** BEGIN Dataset excerpts **

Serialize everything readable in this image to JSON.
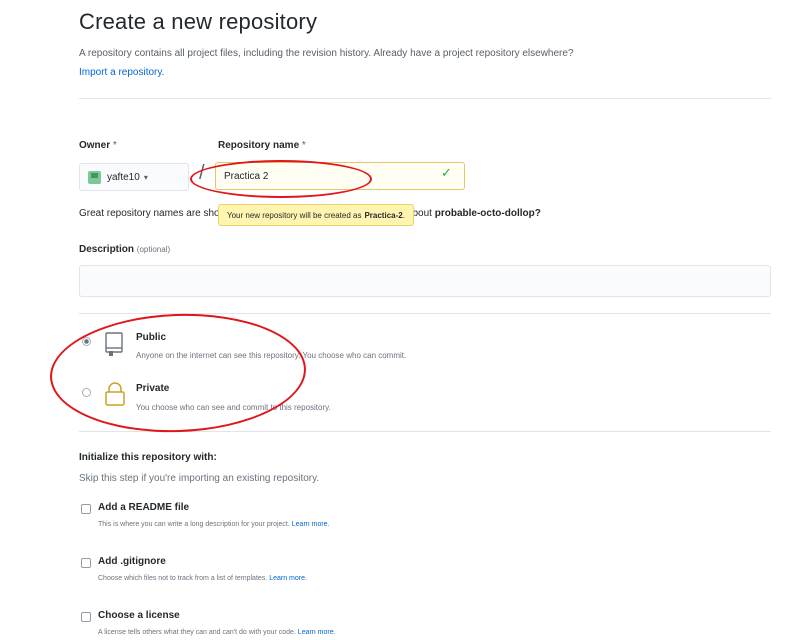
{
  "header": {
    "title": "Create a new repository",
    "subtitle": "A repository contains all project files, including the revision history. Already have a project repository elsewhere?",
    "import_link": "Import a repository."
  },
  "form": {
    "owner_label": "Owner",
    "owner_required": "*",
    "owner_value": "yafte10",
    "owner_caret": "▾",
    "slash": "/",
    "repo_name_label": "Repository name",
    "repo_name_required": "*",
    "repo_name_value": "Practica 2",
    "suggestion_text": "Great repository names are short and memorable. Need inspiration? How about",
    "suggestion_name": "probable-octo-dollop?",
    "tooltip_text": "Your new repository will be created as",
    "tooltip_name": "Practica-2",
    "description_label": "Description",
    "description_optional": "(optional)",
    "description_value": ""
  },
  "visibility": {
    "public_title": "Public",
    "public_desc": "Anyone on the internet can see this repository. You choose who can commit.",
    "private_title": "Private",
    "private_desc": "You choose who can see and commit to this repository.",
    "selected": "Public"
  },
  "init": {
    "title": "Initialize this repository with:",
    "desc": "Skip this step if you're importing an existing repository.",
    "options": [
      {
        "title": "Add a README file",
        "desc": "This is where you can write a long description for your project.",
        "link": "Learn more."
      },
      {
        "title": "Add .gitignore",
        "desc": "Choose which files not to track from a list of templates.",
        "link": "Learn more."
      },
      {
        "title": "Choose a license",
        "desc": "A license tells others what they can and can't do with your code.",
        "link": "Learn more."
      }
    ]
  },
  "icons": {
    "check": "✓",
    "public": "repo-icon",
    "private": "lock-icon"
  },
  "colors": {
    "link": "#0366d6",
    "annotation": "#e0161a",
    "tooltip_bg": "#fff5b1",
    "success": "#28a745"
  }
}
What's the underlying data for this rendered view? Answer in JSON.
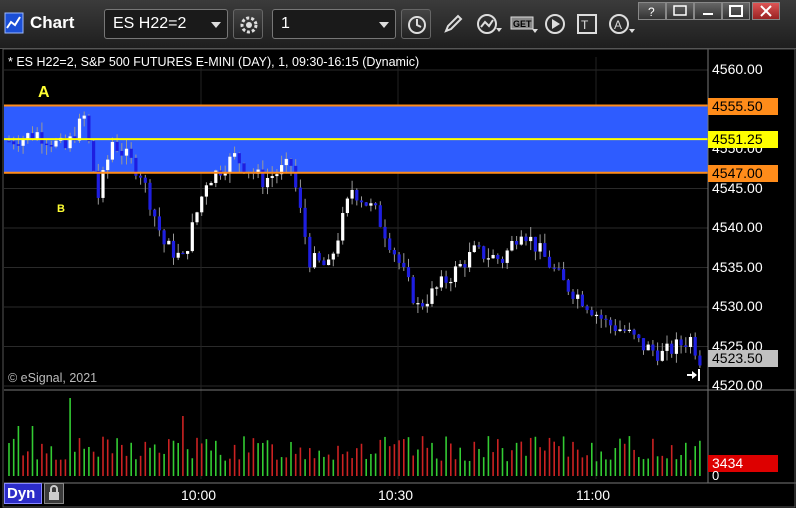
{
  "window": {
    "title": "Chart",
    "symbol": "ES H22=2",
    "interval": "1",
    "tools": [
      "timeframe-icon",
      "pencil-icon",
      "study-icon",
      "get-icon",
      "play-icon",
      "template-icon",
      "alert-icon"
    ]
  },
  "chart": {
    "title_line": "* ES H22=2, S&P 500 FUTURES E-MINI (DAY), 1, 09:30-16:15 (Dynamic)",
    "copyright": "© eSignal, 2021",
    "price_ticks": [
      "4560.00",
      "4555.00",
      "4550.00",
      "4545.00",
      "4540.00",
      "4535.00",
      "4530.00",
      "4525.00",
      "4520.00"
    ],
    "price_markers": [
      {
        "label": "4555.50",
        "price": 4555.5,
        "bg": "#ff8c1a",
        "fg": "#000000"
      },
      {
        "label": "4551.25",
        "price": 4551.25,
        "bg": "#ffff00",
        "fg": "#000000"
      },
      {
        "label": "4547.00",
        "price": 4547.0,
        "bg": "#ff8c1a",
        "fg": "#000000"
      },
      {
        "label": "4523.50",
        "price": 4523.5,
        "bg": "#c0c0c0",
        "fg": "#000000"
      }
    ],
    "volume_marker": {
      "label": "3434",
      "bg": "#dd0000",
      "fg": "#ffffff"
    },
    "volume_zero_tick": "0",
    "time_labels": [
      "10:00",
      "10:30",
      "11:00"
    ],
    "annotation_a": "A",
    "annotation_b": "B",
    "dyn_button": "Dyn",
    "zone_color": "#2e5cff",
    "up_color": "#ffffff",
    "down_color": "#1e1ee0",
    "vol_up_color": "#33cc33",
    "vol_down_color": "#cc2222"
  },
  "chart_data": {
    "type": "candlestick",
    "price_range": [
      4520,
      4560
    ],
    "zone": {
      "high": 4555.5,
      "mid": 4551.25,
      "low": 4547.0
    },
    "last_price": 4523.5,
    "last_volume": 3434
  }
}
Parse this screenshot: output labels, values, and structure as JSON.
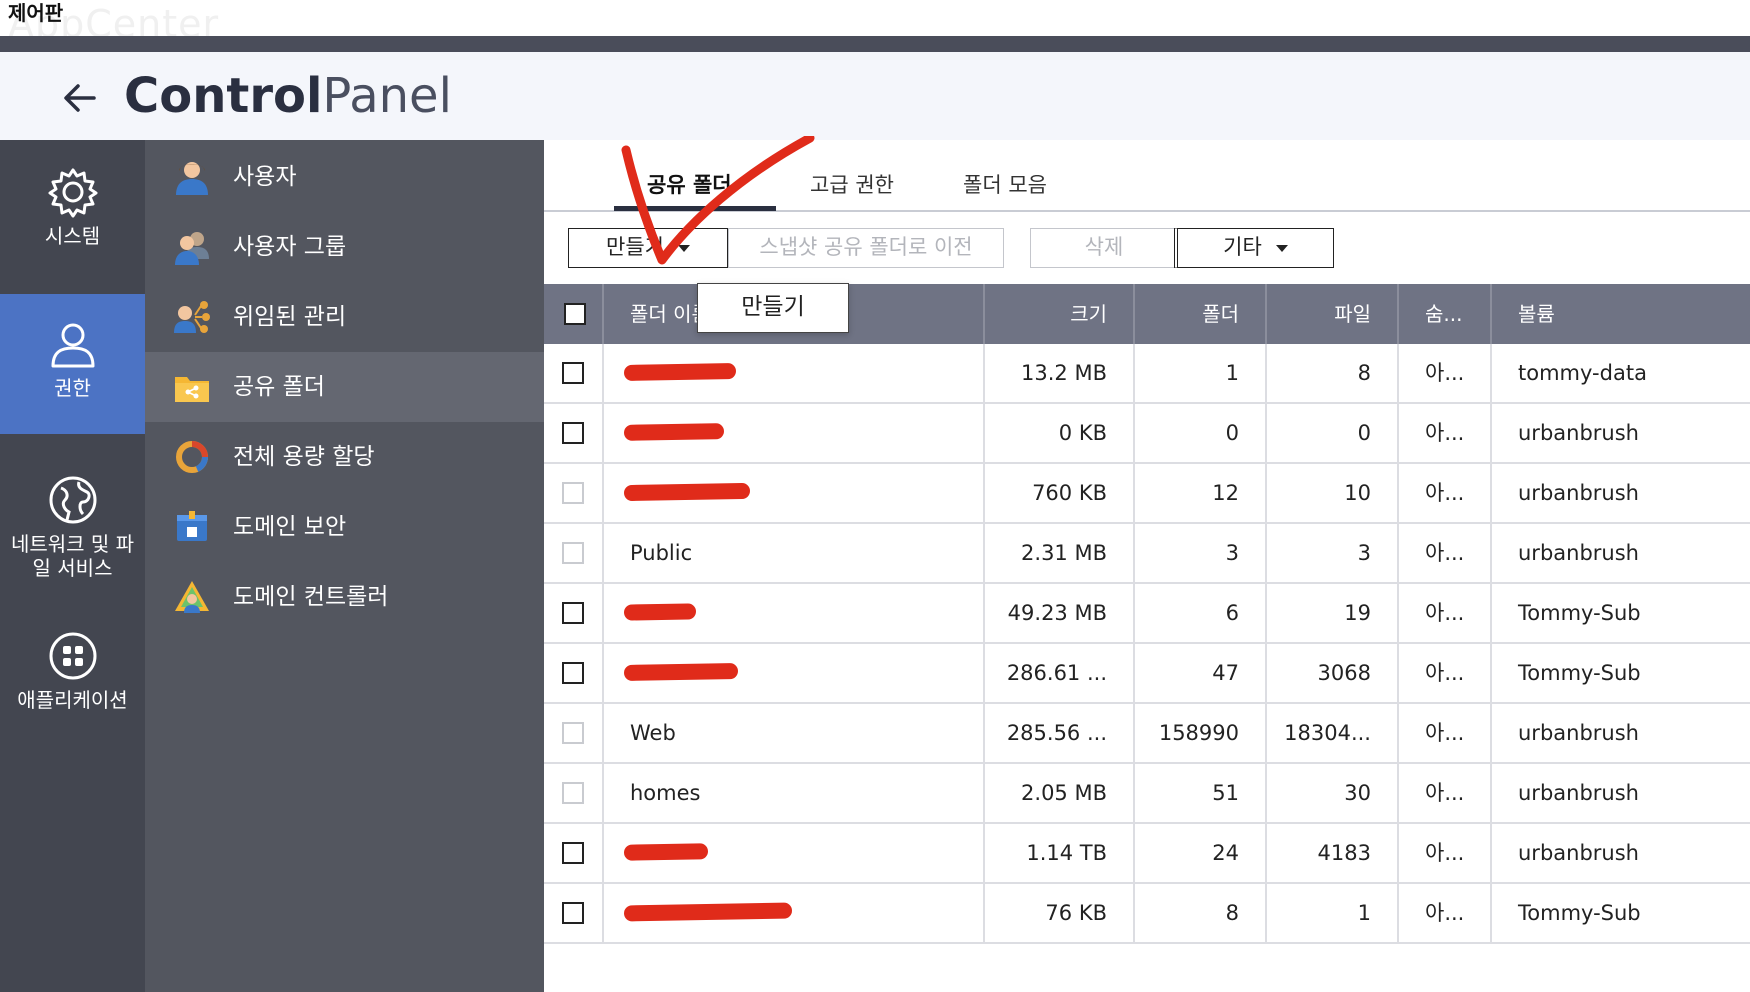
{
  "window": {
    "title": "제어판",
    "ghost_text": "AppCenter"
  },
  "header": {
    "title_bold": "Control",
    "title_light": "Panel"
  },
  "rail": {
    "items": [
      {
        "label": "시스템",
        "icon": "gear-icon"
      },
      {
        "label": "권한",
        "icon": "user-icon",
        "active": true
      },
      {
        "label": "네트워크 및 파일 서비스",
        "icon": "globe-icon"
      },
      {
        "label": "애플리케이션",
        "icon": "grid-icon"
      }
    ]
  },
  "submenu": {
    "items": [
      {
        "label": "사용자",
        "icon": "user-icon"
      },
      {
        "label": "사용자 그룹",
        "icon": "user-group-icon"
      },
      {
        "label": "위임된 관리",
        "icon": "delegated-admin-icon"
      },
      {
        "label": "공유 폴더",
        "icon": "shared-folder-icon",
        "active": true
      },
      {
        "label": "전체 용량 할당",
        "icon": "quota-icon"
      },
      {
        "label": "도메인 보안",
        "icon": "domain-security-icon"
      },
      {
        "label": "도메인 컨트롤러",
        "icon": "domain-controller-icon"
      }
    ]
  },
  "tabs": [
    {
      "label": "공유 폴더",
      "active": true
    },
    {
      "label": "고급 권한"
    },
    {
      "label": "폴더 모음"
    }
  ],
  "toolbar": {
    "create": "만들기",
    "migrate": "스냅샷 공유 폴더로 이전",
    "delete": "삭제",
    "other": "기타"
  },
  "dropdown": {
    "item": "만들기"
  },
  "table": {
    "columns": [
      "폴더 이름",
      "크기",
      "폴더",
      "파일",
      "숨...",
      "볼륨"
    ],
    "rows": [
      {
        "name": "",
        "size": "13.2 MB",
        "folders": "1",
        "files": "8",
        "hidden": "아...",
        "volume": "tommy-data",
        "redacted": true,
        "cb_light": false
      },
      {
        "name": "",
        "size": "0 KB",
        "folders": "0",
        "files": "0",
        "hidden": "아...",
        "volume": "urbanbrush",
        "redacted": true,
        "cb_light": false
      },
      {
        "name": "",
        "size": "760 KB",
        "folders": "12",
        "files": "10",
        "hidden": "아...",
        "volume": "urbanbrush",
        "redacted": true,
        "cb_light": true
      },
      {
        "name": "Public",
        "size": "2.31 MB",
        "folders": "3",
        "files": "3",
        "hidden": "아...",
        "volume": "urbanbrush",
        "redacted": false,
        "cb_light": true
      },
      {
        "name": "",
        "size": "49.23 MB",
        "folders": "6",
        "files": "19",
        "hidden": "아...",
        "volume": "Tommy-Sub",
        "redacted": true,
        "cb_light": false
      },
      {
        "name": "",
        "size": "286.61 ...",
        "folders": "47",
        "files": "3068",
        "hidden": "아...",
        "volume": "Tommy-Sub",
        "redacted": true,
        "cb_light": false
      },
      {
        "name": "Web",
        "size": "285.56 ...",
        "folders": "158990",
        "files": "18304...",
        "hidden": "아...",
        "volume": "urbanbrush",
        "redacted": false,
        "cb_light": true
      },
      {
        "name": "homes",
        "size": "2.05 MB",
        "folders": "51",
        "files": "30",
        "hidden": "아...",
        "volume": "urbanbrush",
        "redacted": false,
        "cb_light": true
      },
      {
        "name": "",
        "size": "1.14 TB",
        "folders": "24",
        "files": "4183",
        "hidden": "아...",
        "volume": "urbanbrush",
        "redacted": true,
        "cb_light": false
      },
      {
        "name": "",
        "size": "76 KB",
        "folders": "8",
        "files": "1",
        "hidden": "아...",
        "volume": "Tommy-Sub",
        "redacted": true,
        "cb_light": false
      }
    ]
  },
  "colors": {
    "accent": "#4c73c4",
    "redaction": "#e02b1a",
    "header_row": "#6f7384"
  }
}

** END Dataset excerpts **

### Set exercise
Output a faithful copy of the data, with each picture left out.

### Completed task
Serialize everything readable in this image to JSON.
{
  "header": {
    "title": "Create a new repository",
    "subtitle": "A repository contains all project files, including the revision history. Already have a project repository elsewhere?",
    "import_link": "Import a repository."
  },
  "form": {
    "owner_label": "Owner",
    "owner_required": "*",
    "owner_value": "yafte10",
    "owner_caret": "▾",
    "slash": "/",
    "repo_name_label": "Repository name",
    "repo_name_required": "*",
    "repo_name_value": "Practica 2",
    "suggestion_text": "Great repository names are short and memorable. Need inspiration? How about",
    "suggestion_name": "probable-octo-dollop?",
    "tooltip_text": "Your new repository will be created as",
    "tooltip_name": "Practica-2",
    "description_label": "Description",
    "description_optional": "(optional)",
    "description_value": ""
  },
  "visibility": {
    "public_title": "Public",
    "public_desc": "Anyone on the internet can see this repository. You choose who can commit.",
    "private_title": "Private",
    "private_desc": "You choose who can see and commit to this repository.",
    "selected": "Public"
  },
  "init": {
    "title": "Initialize this repository with:",
    "desc": "Skip this step if you're importing an existing repository.",
    "options": [
      {
        "title": "Add a README file",
        "desc": "This is where you can write a long description for your project.",
        "link": "Learn more."
      },
      {
        "title": "Add .gitignore",
        "desc": "Choose which files not to track from a list of templates.",
        "link": "Learn more."
      },
      {
        "title": "Choose a license",
        "desc": "A license tells others what they can and can't do with your code.",
        "link": "Learn more."
      }
    ]
  },
  "icons": {
    "check": "✓",
    "public": "repo-icon",
    "private": "lock-icon"
  },
  "colors": {
    "link": "#0366d6",
    "annotation": "#e0161a",
    "tooltip_bg": "#fff5b1",
    "success": "#28a745"
  }
}
What's the underlying data for this rendered view? Answer in JSON.
{
  "window": {
    "title": "Chart",
    "symbol": "ES H22=2",
    "interval": "1",
    "tools": [
      "timeframe-icon",
      "pencil-icon",
      "study-icon",
      "get-icon",
      "play-icon",
      "template-icon",
      "alert-icon"
    ]
  },
  "chart": {
    "title_line": "* ES H22=2, S&P 500 FUTURES E-MINI (DAY), 1, 09:30-16:15 (Dynamic)",
    "copyright": "© eSignal, 2021",
    "price_ticks": [
      "4560.00",
      "4555.00",
      "4550.00",
      "4545.00",
      "4540.00",
      "4535.00",
      "4530.00",
      "4525.00",
      "4520.00"
    ],
    "price_markers": [
      {
        "label": "4555.50",
        "price": 4555.5,
        "bg": "#ff8c1a",
        "fg": "#000000"
      },
      {
        "label": "4551.25",
        "price": 4551.25,
        "bg": "#ffff00",
        "fg": "#000000"
      },
      {
        "label": "4547.00",
        "price": 4547.0,
        "bg": "#ff8c1a",
        "fg": "#000000"
      },
      {
        "label": "4523.50",
        "price": 4523.5,
        "bg": "#c0c0c0",
        "fg": "#000000"
      }
    ],
    "volume_marker": {
      "label": "3434",
      "bg": "#dd0000",
      "fg": "#ffffff"
    },
    "volume_zero_tick": "0",
    "time_labels": [
      "10:00",
      "10:30",
      "11:00"
    ],
    "annotation_a": "A",
    "annotation_b": "B",
    "dyn_button": "Dyn",
    "zone_color": "#2e5cff",
    "up_color": "#ffffff",
    "down_color": "#1e1ee0",
    "vol_up_color": "#33cc33",
    "vol_down_color": "#cc2222"
  },
  "chart_data": {
    "type": "candlestick",
    "price_range": [
      4520,
      4560
    ],
    "zone": {
      "high": 4555.5,
      "mid": 4551.25,
      "low": 4547.0
    },
    "last_price": 4523.5,
    "last_volume": 3434
  }
}
Parse this screenshot: output labels, values, and structure as JSON.
{
  "window": {
    "title": "제어판",
    "ghost_text": "AppCenter"
  },
  "header": {
    "title_bold": "Control",
    "title_light": "Panel"
  },
  "rail": {
    "items": [
      {
        "label": "시스템",
        "icon": "gear-icon"
      },
      {
        "label": "권한",
        "icon": "user-icon",
        "active": true
      },
      {
        "label": "네트워크 및 파일 서비스",
        "icon": "globe-icon"
      },
      {
        "label": "애플리케이션",
        "icon": "grid-icon"
      }
    ]
  },
  "submenu": {
    "items": [
      {
        "label": "사용자",
        "icon": "user-icon"
      },
      {
        "label": "사용자 그룹",
        "icon": "user-group-icon"
      },
      {
        "label": "위임된 관리",
        "icon": "delegated-admin-icon"
      },
      {
        "label": "공유 폴더",
        "icon": "shared-folder-icon",
        "active": true
      },
      {
        "label": "전체 용량 할당",
        "icon": "quota-icon"
      },
      {
        "label": "도메인 보안",
        "icon": "domain-security-icon"
      },
      {
        "label": "도메인 컨트롤러",
        "icon": "domain-controller-icon"
      }
    ]
  },
  "tabs": [
    {
      "label": "공유 폴더",
      "active": true
    },
    {
      "label": "고급 권한"
    },
    {
      "label": "폴더 모음"
    }
  ],
  "toolbar": {
    "create": "만들기",
    "migrate": "스냅샷 공유 폴더로 이전",
    "delete": "삭제",
    "other": "기타"
  },
  "dropdown": {
    "item": "만들기"
  },
  "table": {
    "columns": [
      "폴더 이름",
      "크기",
      "폴더",
      "파일",
      "숨...",
      "볼륨"
    ],
    "rows": [
      {
        "name": "",
        "size": "13.2 MB",
        "folders": "1",
        "files": "8",
        "hidden": "아...",
        "volume": "tommy-data",
        "redacted": true,
        "cb_light": false
      },
      {
        "name": "",
        "size": "0 KB",
        "folders": "0",
        "files": "0",
        "hidden": "아...",
        "volume": "urbanbrush",
        "redacted": true,
        "cb_light": false
      },
      {
        "name": "",
        "size": "760 KB",
        "folders": "12",
        "files": "10",
        "hidden": "아...",
        "volume": "urbanbrush",
        "redacted": true,
        "cb_light": true
      },
      {
        "name": "Public",
        "size": "2.31 MB",
        "folders": "3",
        "files": "3",
        "hidden": "아...",
        "volume": "urbanbrush",
        "redacted": false,
        "cb_light": true
      },
      {
        "name": "",
        "size": "49.23 MB",
        "folders": "6",
        "files": "19",
        "hidden": "아...",
        "volume": "Tommy-Sub",
        "redacted": true,
        "cb_light": false
      },
      {
        "name": "",
        "size": "286.61 ...",
        "folders": "47",
        "files": "3068",
        "hidden": "아...",
        "volume": "Tommy-Sub",
        "redacted": true,
        "cb_light": false
      },
      {
        "name": "Web",
        "size": "285.56 ...",
        "folders": "158990",
        "files": "18304...",
        "hidden": "아...",
        "volume": "urbanbrush",
        "redacted": false,
        "cb_light": true
      },
      {
        "name": "homes",
        "size": "2.05 MB",
        "folders": "51",
        "files": "30",
        "hidden": "아...",
        "volume": "urbanbrush",
        "redacted": false,
        "cb_light": true
      },
      {
        "name": "",
        "size": "1.14 TB",
        "folders": "24",
        "files": "4183",
        "hidden": "아...",
        "volume": "urbanbrush",
        "redacted": true,
        "cb_light": false
      },
      {
        "name": "",
        "size": "76 KB",
        "folders": "8",
        "files": "1",
        "hidden": "아...",
        "volume": "Tommy-Sub",
        "redacted": true,
        "cb_light": false
      }
    ]
  },
  "colors": {
    "accent": "#4c73c4",
    "redaction": "#e02b1a",
    "header_row": "#6f7384"
  }
}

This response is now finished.